___ Input data
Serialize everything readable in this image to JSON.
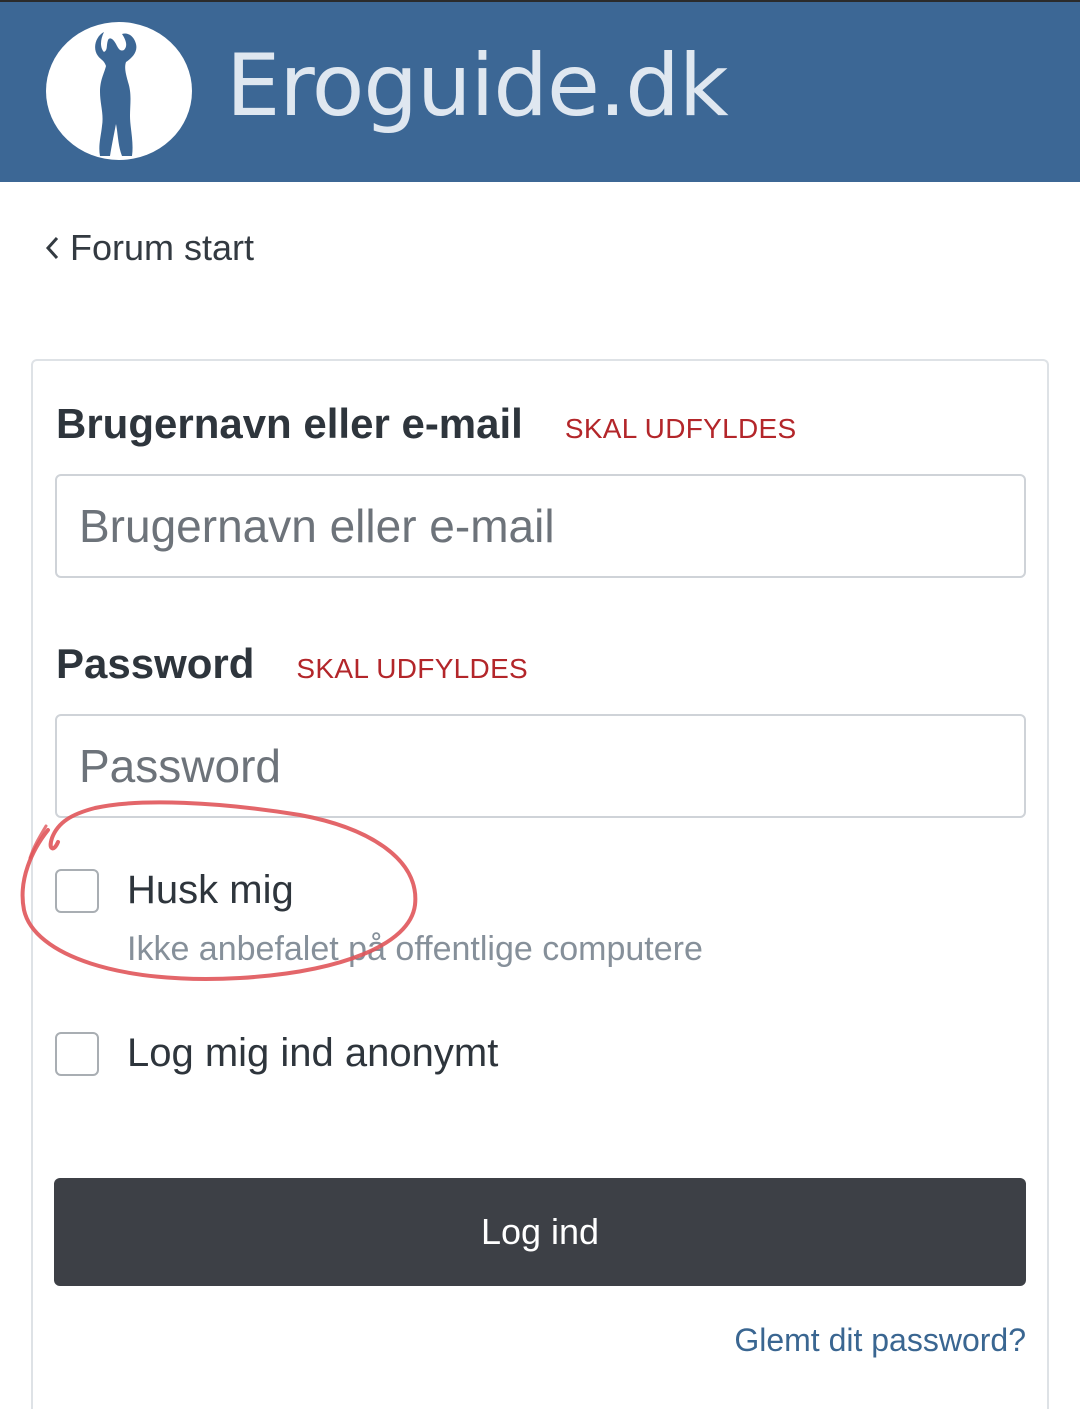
{
  "header": {
    "site_name": "Eroguide.dk",
    "logo_icon": "woman-silhouette-logo",
    "background_color": "#3c6795"
  },
  "nav": {
    "back_label": "Forum start",
    "back_icon": "chevron-left-icon"
  },
  "login_form": {
    "username": {
      "label": "Brugernavn eller e-mail",
      "required_text": "SKAL UDFYLDES",
      "placeholder": "Brugernavn eller e-mail",
      "value": ""
    },
    "password": {
      "label": "Password",
      "required_text": "SKAL UDFYLDES",
      "placeholder": "Password",
      "value": ""
    },
    "remember_me": {
      "label": "Husk mig",
      "hint": "Ikke anbefalet på offentlige computere",
      "checked": false
    },
    "anonymous": {
      "label": "Log mig ind anonymt",
      "checked": false
    },
    "submit_label": "Log ind",
    "forgot_label": "Glemt dit password?"
  },
  "colors": {
    "required": "#b3262a",
    "button": "#3d4046",
    "link": "#3a6691",
    "annotation": "#e0555a"
  }
}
______
- **To do**
Reproduce the material above in full and without alteration, but skip all pictures.

- **Right answer**
Serialize everything readable in this image to JSON.
{
  "header": {
    "site_name": "Eroguide.dk",
    "logo_icon": "woman-silhouette-logo",
    "background_color": "#3c6795"
  },
  "nav": {
    "back_label": "Forum start",
    "back_icon": "chevron-left-icon"
  },
  "login_form": {
    "username": {
      "label": "Brugernavn eller e-mail",
      "required_text": "SKAL UDFYLDES",
      "placeholder": "Brugernavn eller e-mail",
      "value": ""
    },
    "password": {
      "label": "Password",
      "required_text": "SKAL UDFYLDES",
      "placeholder": "Password",
      "value": ""
    },
    "remember_me": {
      "label": "Husk mig",
      "hint": "Ikke anbefalet på offentlige computere",
      "checked": false
    },
    "anonymous": {
      "label": "Log mig ind anonymt",
      "checked": false
    },
    "submit_label": "Log ind",
    "forgot_label": "Glemt dit password?"
  },
  "colors": {
    "required": "#b3262a",
    "button": "#3d4046",
    "link": "#3a6691",
    "annotation": "#e0555a"
  }
}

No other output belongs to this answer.